> [REQUIREMENT]
Look through the records below, and copy out every line that holds the string "things".

> [SUPPLIED MATERIAL]

◆ ◆ ◆ ◆

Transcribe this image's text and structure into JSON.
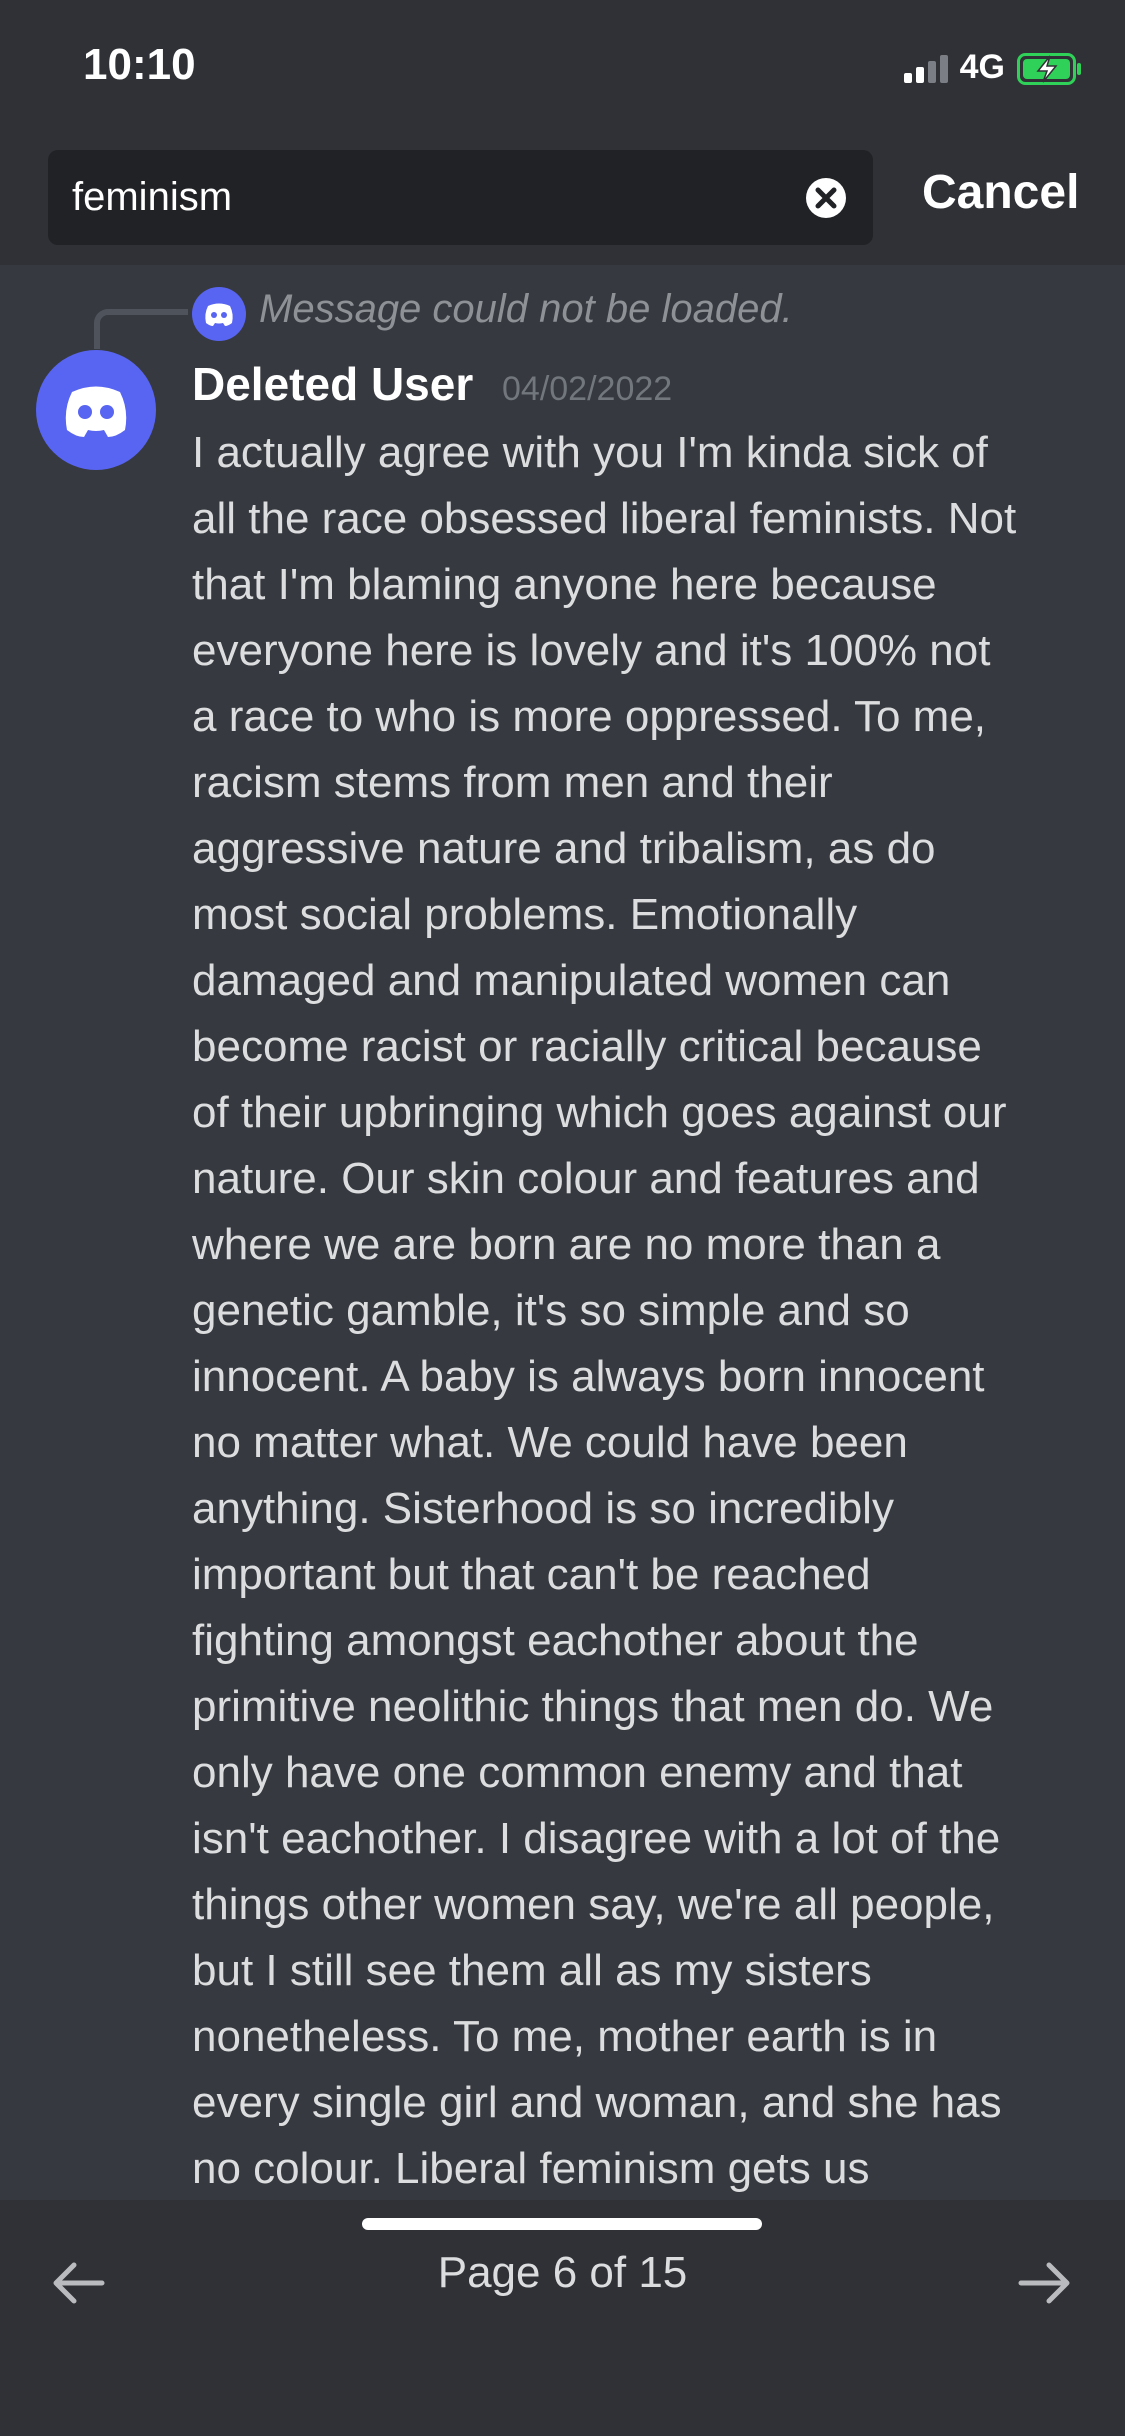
{
  "status_bar": {
    "time": "10:10",
    "network": "4G"
  },
  "search": {
    "value": "feminism",
    "cancel_label": "Cancel"
  },
  "message": {
    "reply_text": "Message could not be loaded.",
    "author": "Deleted User",
    "timestamp": "04/02/2022",
    "lines": [
      "I actually agree with you I'm kinda sick of",
      "all the race obsessed liberal feminists. Not",
      "that I'm blaming anyone here because",
      "everyone here is lovely and it's 100% not",
      "a race to who is more oppressed. To me,",
      "racism stems from men and their",
      "aggressive nature and tribalism, as do",
      "most social problems. Emotionally",
      "damaged and manipulated women can",
      "become racist or racially critical because",
      "of their upbringing which goes against our",
      "nature. Our skin colour and features and",
      "where we are born are no more than a",
      "genetic gamble, it's so simple and so",
      "innocent. A baby is always born innocent",
      "no matter what. We could have been",
      "anything. Sisterhood is so incredibly",
      "important but that can't be reached",
      "fighting amongst eachother about the",
      "primitive neolithic things that men do. We",
      "only have one common enemy and that",
      "isn't eachother. I disagree with a lot of the",
      "things other women say, we're all people,",
      "but I still see them all as my sisters",
      "nonetheless. To me, mother earth is in",
      "every single girl and woman, and she has",
      "no colour. Liberal feminism gets us"
    ]
  },
  "pagination": {
    "label": "Page 6 of 15"
  },
  "colors": {
    "background": "#36393f",
    "header": "#2f3136",
    "search_field": "#202225",
    "blurple": "#5865f2",
    "text": "#dcddde",
    "muted": "#8e9297",
    "battery_green": "#30d158"
  },
  "icons": {
    "clear": "clear-search-icon",
    "avatar": "discord-logo-icon",
    "prev": "arrow-left-icon",
    "next": "arrow-right-icon",
    "battery": "battery-charging-icon",
    "signal": "signal-bars-icon"
  }
}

◆ ◆ ◆ ◆

> [EXERCISE SOLUTION]
      "primitive neolithic things that men do. We",
      "things other women say, we're all people,",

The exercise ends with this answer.